Chart and figure data:
.....
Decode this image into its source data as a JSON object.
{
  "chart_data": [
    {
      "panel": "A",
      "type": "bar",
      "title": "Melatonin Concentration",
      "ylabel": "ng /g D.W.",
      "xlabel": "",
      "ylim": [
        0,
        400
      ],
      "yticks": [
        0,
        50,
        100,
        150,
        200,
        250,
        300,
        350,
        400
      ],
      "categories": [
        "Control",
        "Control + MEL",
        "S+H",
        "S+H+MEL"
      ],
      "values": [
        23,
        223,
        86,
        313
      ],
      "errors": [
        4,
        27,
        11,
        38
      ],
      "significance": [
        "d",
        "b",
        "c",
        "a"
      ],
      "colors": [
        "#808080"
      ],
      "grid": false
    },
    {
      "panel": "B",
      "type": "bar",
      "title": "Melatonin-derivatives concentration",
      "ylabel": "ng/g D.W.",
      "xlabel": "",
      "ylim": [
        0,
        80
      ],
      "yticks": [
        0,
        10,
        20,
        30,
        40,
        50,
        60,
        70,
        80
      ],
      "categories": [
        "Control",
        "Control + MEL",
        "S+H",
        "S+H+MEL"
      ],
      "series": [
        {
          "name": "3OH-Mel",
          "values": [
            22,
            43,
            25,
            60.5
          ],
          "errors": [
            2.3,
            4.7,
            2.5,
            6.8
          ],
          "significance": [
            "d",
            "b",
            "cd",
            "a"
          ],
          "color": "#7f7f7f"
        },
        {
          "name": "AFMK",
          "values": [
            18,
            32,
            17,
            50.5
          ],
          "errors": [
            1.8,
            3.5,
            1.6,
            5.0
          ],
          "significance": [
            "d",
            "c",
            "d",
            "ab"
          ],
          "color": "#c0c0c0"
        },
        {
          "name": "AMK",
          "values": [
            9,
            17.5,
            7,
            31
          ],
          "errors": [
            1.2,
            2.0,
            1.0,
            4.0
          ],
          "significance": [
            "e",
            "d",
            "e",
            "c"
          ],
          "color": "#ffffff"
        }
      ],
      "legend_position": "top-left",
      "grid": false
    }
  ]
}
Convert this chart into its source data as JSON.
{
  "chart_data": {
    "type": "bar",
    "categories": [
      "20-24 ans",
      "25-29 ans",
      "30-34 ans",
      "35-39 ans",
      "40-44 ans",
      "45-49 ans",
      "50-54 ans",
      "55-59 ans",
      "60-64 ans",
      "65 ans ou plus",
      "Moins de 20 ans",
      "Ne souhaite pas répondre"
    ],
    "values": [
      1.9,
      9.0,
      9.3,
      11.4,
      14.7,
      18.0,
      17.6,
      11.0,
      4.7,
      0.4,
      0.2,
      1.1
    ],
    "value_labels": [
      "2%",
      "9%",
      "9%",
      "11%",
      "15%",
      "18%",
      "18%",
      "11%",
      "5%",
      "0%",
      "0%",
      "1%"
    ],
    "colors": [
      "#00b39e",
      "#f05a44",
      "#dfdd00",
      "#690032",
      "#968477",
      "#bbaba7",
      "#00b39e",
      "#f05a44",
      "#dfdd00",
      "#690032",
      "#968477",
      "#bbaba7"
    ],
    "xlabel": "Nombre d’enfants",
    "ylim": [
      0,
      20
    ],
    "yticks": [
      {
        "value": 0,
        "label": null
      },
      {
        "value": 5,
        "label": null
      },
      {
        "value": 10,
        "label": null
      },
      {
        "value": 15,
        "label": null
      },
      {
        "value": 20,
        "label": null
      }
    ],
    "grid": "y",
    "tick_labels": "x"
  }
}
.....
▶ **WHAT YOU HAVE TO DO**
Find how many lines in the records contain the string "JSON", then give the number alone.

▶ **FINISHED TASK**
2